━━━━━ Records shown
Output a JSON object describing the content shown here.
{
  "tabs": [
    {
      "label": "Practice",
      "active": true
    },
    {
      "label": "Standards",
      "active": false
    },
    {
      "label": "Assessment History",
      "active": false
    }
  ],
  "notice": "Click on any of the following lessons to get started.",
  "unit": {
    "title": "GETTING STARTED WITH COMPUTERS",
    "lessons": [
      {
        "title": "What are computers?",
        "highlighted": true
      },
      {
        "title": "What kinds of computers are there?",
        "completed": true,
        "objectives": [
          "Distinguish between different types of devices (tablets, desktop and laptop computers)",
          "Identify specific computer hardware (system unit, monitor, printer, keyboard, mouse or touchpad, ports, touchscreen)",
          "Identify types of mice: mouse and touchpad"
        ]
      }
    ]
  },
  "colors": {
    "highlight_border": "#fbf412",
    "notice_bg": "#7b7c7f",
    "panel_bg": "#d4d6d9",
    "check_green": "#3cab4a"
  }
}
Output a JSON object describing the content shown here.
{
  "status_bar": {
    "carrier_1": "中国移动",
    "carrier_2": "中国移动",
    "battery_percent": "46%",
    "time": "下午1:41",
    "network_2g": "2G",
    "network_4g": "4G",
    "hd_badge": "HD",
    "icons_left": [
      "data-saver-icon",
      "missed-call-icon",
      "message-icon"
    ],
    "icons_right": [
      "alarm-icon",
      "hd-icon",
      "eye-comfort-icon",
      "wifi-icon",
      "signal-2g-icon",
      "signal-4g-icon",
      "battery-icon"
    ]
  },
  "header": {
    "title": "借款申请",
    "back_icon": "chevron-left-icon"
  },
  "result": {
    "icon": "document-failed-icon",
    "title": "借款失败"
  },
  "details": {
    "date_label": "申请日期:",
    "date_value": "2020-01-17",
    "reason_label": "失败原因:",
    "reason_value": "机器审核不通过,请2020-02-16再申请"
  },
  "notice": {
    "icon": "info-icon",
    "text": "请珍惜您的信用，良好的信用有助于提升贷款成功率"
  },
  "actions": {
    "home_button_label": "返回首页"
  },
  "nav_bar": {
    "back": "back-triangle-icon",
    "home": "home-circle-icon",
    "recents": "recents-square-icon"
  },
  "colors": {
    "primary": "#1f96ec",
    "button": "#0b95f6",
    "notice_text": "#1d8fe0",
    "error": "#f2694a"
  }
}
━━━━━━━━━━
- _Task_
Take every line from the data that contains the word "types".

- _The completed task_
          "Distinguish between different types of devices (tablets, desktop and laptop computers)",
          "Identify types of mice: mouse and touchpad"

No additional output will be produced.